*Work to do:* Pick every line from the data that holds the word "your".

*Entries shown:*

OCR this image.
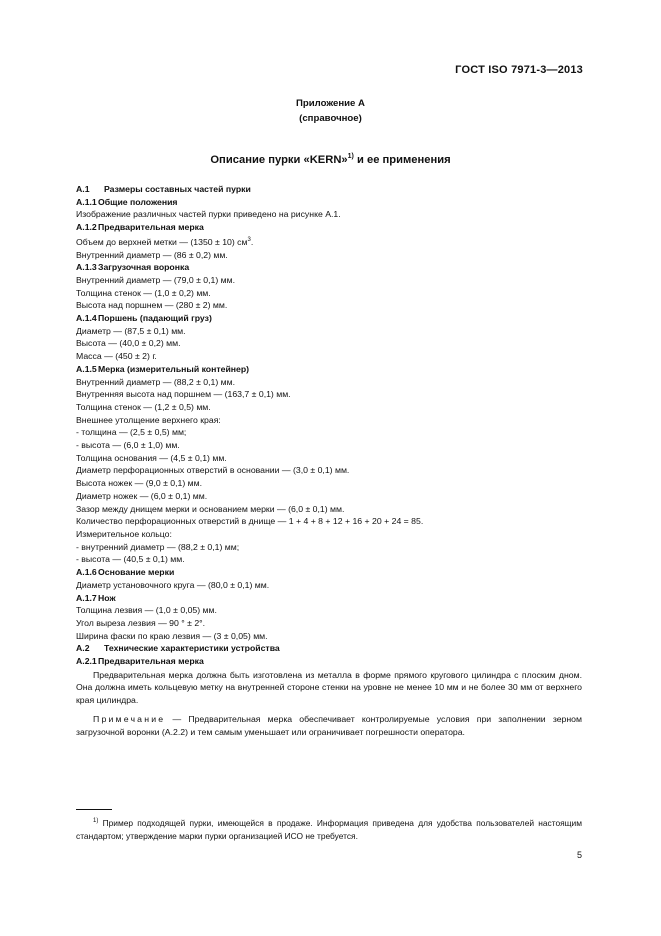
ГОСТ ISO 7971-3—2013
Приложение А
(справочное)
Описание пурки «KERN»$^{1)}$ и ее применения
А.1 Размеры составных частей пурки
А.1.1Общие положения
Изображение различных частей пурки приведено на рисунке А.1.
А.1.2Предварительная мерка
Объем до верхней метки — (1350 ± 10) $см^3$.
Внутренний диаметр — (86 ± 0,2) мм.
А.1.3Загрузочная воронка
Внутренний диаметр — (79,0 ± 0,1) мм.
Толщина стенок — (1,0 ± 0,2) мм.
Высота над поршнем — (280 ± 2) мм.
А.1.4Поршень (падающий груз)
Диаметр — (87,5 ± 0,1) мм.
Высота — (40,0 ± 0,2) мм.
Масса — (450 ± 2) г.
А.1.5Мерка (измерительный контейнер)
Внутренний диаметр — (88,2 ± 0,1) мм.
Внутренняя высота над поршнем — (163,7 ± 0,1) мм.
Толщина стенок — (1,2 ± 0,5) мм.
Внешнее утолщение верхнего края:
- толщина — (2,5 ± 0,5) мм;
- высота — (6,0 ± 1,0) мм.
Толщина основания — (4,5 ± 0,1) мм.
Диаметр перфорационных отверстий в основании — (3,0 ± 0,1) мм.
Высота ножек — (9,0 ± 0,1) мм.
Диаметр ножек — (6,0 ± 0,1) мм.
Зазор между днищем мерки и основанием мерки — (6,0 ± 0,1) мм.
Количество перфорационных отверстий в днище — 1 + 4 + 8 + 12 + 16 + 20 + 24 = 85.
Измерительное кольцо:
- внутренний диаметр — (88,2 ± 0,1) мм;
- высота — (40,5 ± 0,1) мм.
А.1.6Основание мерки
Диаметр установочного круга — (80,0 ± 0,1) мм.
А.1.7Нож
Толщина лезвия — (1,0 ± 0,05) мм.
Угол выреза лезвия — 90 ° ± 2°.
Ширина фаски по краю лезвия — (3 ± 0,05) мм.
А.2 Технические характеристики устройства
А.2.1Предварительная мерка
Предварительная мерка должна быть изготовлена из металла в форме прямого кругового цилиндра с плоским дном. Она должна иметь кольцевую метку на внутренней стороне стенки на уровне не менее 10 мм и не более 30 мм от верхнего края цилиндра.
Примечание — Предварительная мерка обеспечивает контролируемые условия при заполнении зерном загрузочной воронки (А.2.2) и тем самым уменьшает или ограничивает погрешности оператора.
$^{1)}$ Пример подходящей пурки, имеющейся в продаже. Информация приведена для удобства пользователей настоящим стандартом; утверждение марки пурки организацией ИСО не требуется.
5
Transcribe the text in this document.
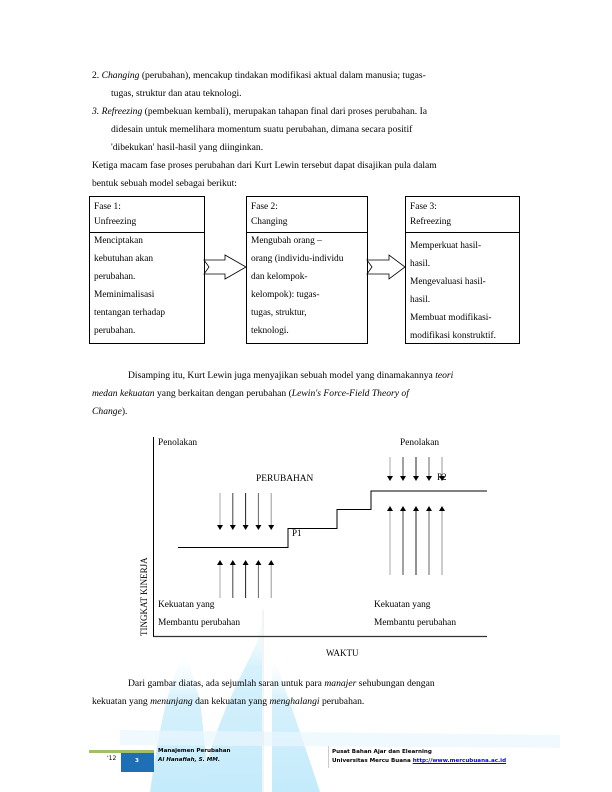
2. Changing (perubahan), mencakup tindakan modifikasi aktual dalam manusia; tugas-
tugas, struktur dan atau teknologi.
3. Refreezing (pembekuan kembali), merupakan tahapan final dari proses perubahan. Ia
didesain untuk memelihara momentum suatu perubahan, dimana secara positif
'dibekukan' hasil-hasil yang diinginkan.
Ketiga macam fase proses perubahan dari Kurt Lewin tersebut dapat disajikan pula dalam
bentuk sebuah model sebagai berikut:
Fase 1:
Unfreezing
Menciptakan
kebutuhan akan
perubahan.
Meminimalisasi
tentangan terhadap
perubahan.
Fase 2:
Changing
Mengubah orang –
orang (individu-individu
dan kelompok-
kelompok): tugas-
tugas, struktur,
teknologi.
Fase 3:
Refreezing
Memperkuat hasil-
hasil.
Mengevaluasi hasil-
hasil.
Membuat modifikasi-
modifikasi konstruktif.
Disamping itu, Kurt Lewin juga menyajikan sebuah model yang dinamakannya teori
medan kekuatan yang berkaitan dengan perubahan (Lewin's Force-Field Theory of
Change).
Penolakan	Penolakan
PERUBAHAN	P2
P1
Kekuatan yang
Membantu perubahan
Kekuatan yang
Membantu perubahan
WAKTU
TINGKAT KINERJA
Dari gambar diatas, ada sejumlah saran untuk para manajer sehubungan dengan
kekuatan yang menunjang dan kekuatan yang menghalangi perubahan.
'12	3
Manajemen Perubahan
Al Hanafiah, S. MM.
Pusat Bahan Ajar dan Elearning
Universitas Mercu Buana http://www.mercubuana.ac.id
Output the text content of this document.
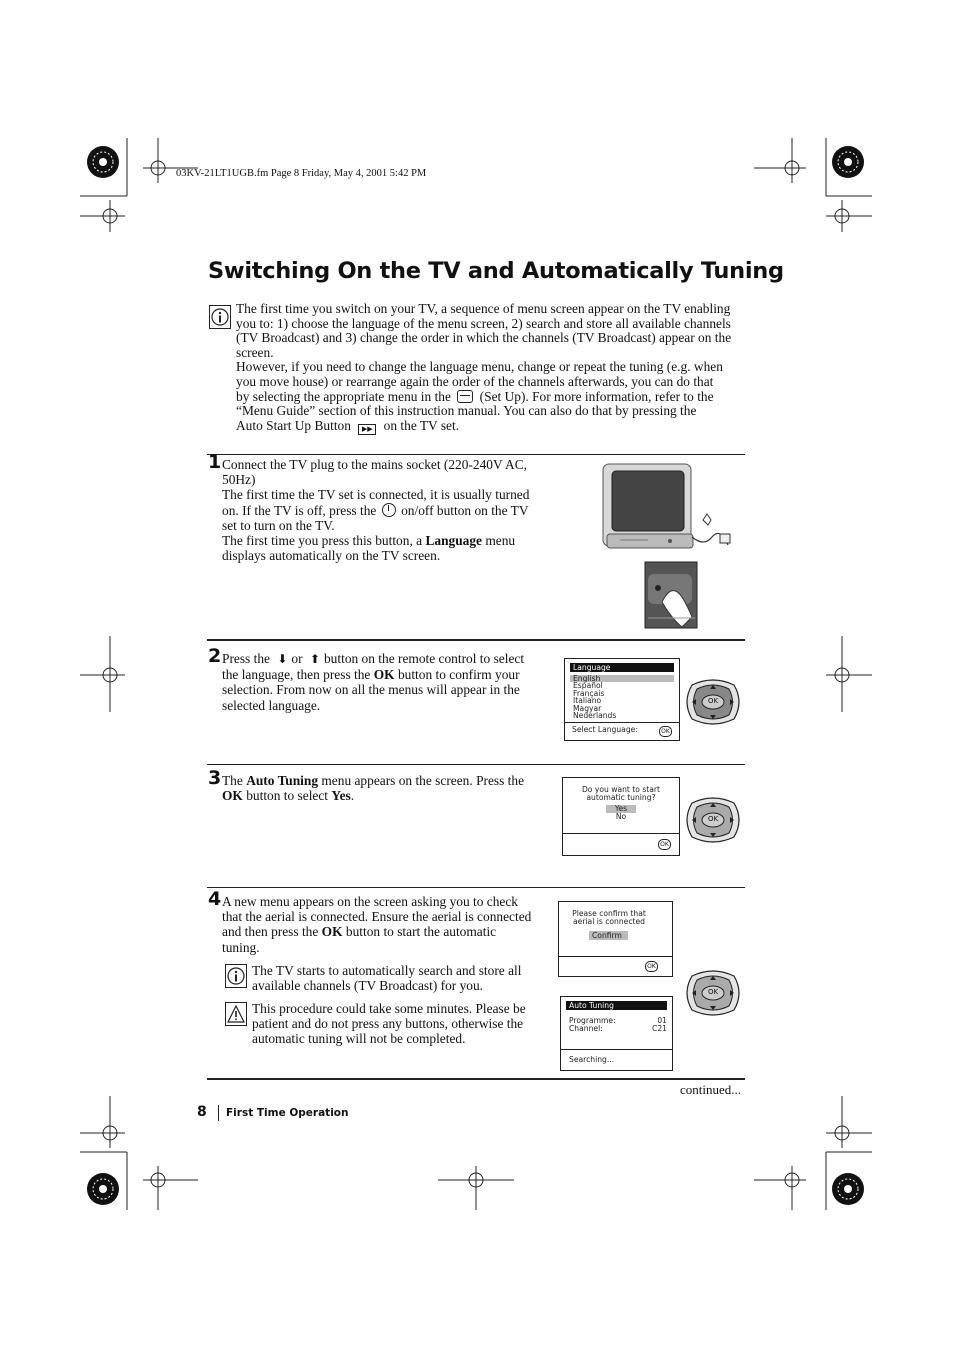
03KV-21LT1UGB.fm Page 8 Friday, May 4, 2001 5:42 PM
Switching On the TV and Automatically Tuning
The first time you switch on your TV, a sequence of menu screen appear on the TV enabling
you to: 1) choose the language of the menu screen, 2) search and store all available channels
(TV Broadcast) and 3) change the order in which the channels (TV Broadcast) appear on the
screen.
However, if you need to change the language menu, change or repeat the tuning (e.g. when
you move house) or rearrange again the order of the channels afterwards, you can do that
by selecting the appropriate menu in the (Set Up). For more information, refer to the
“Menu Guide” section of this instruction manual. You can also do that by pressing the
Auto Start Up Button ▶▶ on the TV set.
1 Connect the TV plug to the mains socket (220-240V AC,
50Hz)
The first time the TV set is connected, it is usually turned
on. If the TV is off, press the on/off button on the TV
set to turn on the TV.
The first time you press this button, a Language menu
displays automatically on the TV screen.
2 Press the ⬇ or ⬆ button on the remote control to select
the language, then press the OK button to confirm your
selection. From now on all the menus will appear in the
selected language.
Language
English
Español
Français
Italiano
Magyar
Nederlands
Select Language:	OK
OK
3 The Auto Tuning menu appears on the screen. Press the
OK button to select Yes.	Do you want to start
automatic tuning?
Yes
No
OK
OK
4 A new menu appears on the screen asking you to check
that the aerial is connected. Ensure the aerial is connected
and then press the OK button to start the automatic
tuning.
The TV starts to automatically search and store all
available channels (TV Broadcast) for you.
This procedure could take some minutes. Please be
patient and do not press any buttons, otherwise the
automatic tuning will not be completed.
Please confirm that
aerial is connected
Confirm
OK
OK
Auto Tuning
Programme:	01
Channel:	C21
Searching...
continued...
8 First Time Operation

*Reply to the exercise:*
The first time you switch on your TV, a sequence of menu screen appear on the TV enabling
the language, then press the OK button to confirm your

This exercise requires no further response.